** Exercise requirements **
Below are some entries; can you quote all of them exactly?

-- -- --

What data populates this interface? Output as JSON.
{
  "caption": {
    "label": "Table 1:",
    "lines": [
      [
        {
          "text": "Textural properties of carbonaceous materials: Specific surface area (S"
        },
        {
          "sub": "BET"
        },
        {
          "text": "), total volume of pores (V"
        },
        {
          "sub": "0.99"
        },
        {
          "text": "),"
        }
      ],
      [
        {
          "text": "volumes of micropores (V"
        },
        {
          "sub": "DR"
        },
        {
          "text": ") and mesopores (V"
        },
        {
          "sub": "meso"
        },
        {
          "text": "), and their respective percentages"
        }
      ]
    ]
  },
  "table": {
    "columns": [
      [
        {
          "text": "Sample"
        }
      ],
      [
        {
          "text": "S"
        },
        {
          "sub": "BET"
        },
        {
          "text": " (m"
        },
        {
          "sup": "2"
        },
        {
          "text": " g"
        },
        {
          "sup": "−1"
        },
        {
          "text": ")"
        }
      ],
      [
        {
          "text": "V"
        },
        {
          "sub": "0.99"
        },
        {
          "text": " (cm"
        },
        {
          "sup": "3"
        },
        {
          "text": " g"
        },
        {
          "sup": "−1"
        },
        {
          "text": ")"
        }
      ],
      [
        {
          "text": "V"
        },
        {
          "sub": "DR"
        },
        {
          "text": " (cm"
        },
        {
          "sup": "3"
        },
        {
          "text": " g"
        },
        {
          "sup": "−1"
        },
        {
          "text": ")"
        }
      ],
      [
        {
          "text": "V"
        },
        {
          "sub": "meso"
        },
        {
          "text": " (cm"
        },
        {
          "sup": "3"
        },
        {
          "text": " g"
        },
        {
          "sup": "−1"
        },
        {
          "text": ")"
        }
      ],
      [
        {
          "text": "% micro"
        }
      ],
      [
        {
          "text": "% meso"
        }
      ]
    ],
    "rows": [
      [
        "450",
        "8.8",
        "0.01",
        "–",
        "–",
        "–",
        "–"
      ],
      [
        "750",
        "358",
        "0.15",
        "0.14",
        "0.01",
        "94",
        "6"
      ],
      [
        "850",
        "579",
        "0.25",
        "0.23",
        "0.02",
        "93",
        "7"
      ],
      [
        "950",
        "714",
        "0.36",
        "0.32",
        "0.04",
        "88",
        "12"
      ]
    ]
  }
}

-- -- --

** Full solution **
What data populates this interface? Output as JSON.
{
  "caption": {
    "label": "Table 1:",
    "lines": [
      [
        {
          "text": "Textural properties of carbonaceous materials: Specific surface area (S"
        },
        {
          "sub": "BET"
        },
        {
          "text": "), total volume of pores (V"
        },
        {
          "sub": "0.99"
        },
        {
          "text": "),"
        }
      ],
      [
        {
          "text": "volumes of micropores (V"
        },
        {
          "sub": "DR"
        },
        {
          "text": ") and mesopores (V"
        },
        {
          "sub": "meso"
        },
        {
          "text": "), and their respective percentages"
        }
      ]
    ]
  },
  "table": {
    "columns": [
      [
        {
          "text": "Sample"
        }
      ],
      [
        {
          "text": "S"
        },
        {
          "sub": "BET"
        },
        {
          "text": " (m"
        },
        {
          "sup": "2"
        },
        {
          "text": " g"
        },
        {
          "sup": "−1"
        },
        {
          "text": ")"
        }
      ],
      [
        {
          "text": "V"
        },
        {
          "sub": "0.99"
        },
        {
          "text": " (cm"
        },
        {
          "sup": "3"
        },
        {
          "text": " g"
        },
        {
          "sup": "−1"
        },
        {
          "text": ")"
        }
      ],
      [
        {
          "text": "V"
        },
        {
          "sub": "DR"
        },
        {
          "text": " (cm"
        },
        {
          "sup": "3"
        },
        {
          "text": " g"
        },
        {
          "sup": "−1"
        },
        {
          "text": ")"
        }
      ],
      [
        {
          "text": "V"
        },
        {
          "sub": "meso"
        },
        {
          "text": " (cm"
        },
        {
          "sup": "3"
        },
        {
          "text": " g"
        },
        {
          "sup": "−1"
        },
        {
          "text": ")"
        }
      ],
      [
        {
          "text": "% micro"
        }
      ],
      [
        {
          "text": "% meso"
        }
      ]
    ],
    "rows": [
      [
        "450",
        "8.8",
        "0.01",
        "–",
        "–",
        "–",
        "–"
      ],
      [
        "750",
        "358",
        "0.15",
        "0.14",
        "0.01",
        "94",
        "6"
      ],
      [
        "850",
        "579",
        "0.25",
        "0.23",
        "0.02",
        "93",
        "7"
      ],
      [
        "950",
        "714",
        "0.36",
        "0.32",
        "0.04",
        "88",
        "12"
      ]
    ]
  }
}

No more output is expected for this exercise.